» **Text section**
* * * * * * * * *

He welcomed the green paper on adaptation to climate change, published last Friday (29 June), which highlighted water as a main resource threatened by global warming.

Moroz says the importance of this threat cannot be underestimated.

"Water resources will be the first affected by global warming," he says, "even if the target to keep temperature increases below two degrees centigrade is met."

The WWF freshwater programme encourages countries around the world to adopt an environmental approach to water policy, as a first step towards dealing with climate change and water scarcity. This means taking resource conservation and the avoidance of pollution into account for every water sector, from crop irrigation and drinking water access, to river navigation and dam construction.

"The 2000 Water Framework Directive puts this approach into law for Europe; we are trying to promote the same idea around the world," says Moroz.

* * * * * * * * *

» **Requests**
**1.** Answer these from the passage on water and climate change:
(a) On what date was the green paper on adaptation to climate change published?
(b) Which directive puts the environmental approach to water policy into law for Europe?
(c) What is the target for keeping temperature increases?
**2.** Write out everything in the passage on water and climate change from "He welcomed the" down to "and dam construction.", word for word.

» **Data extract**
* * * * * * * * *

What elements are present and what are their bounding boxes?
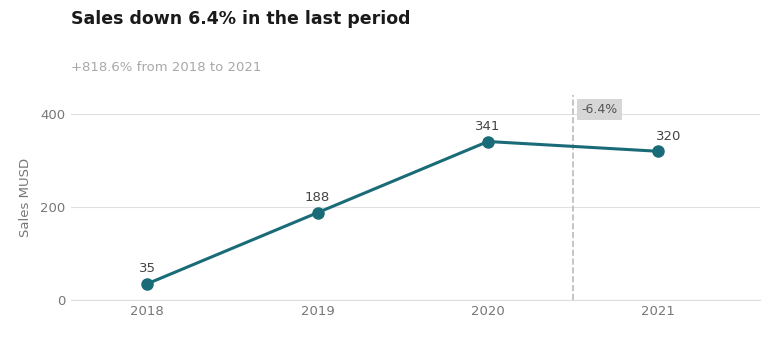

* * * * * * * * *

» **Solution list**
**1.**
(a) Friday, 29 June
(b) The 2000 Water Framework Directive
(c) Below two degrees centigrade

**2.**
He welcomed the green paper on adaptation to climate change, published last Friday (29 June), which highlighted water as a main resource threatened by global warming.

Moroz says the importance of this threat cannot be underestimated.

"Water resources will be the first affected by global warming," he says, "even if the target to keep temperature increases below two degrees centigrade is met."

The WWF freshwater programme encourages countries around the world to adopt an environmental approach to water policy, as a first step towards dealing with climate change and water scarcity. This means taking resource conservation and the avoidance of pollution into account for every water sector, from crop irrigation and drinking water access, to river navigation and dam construction.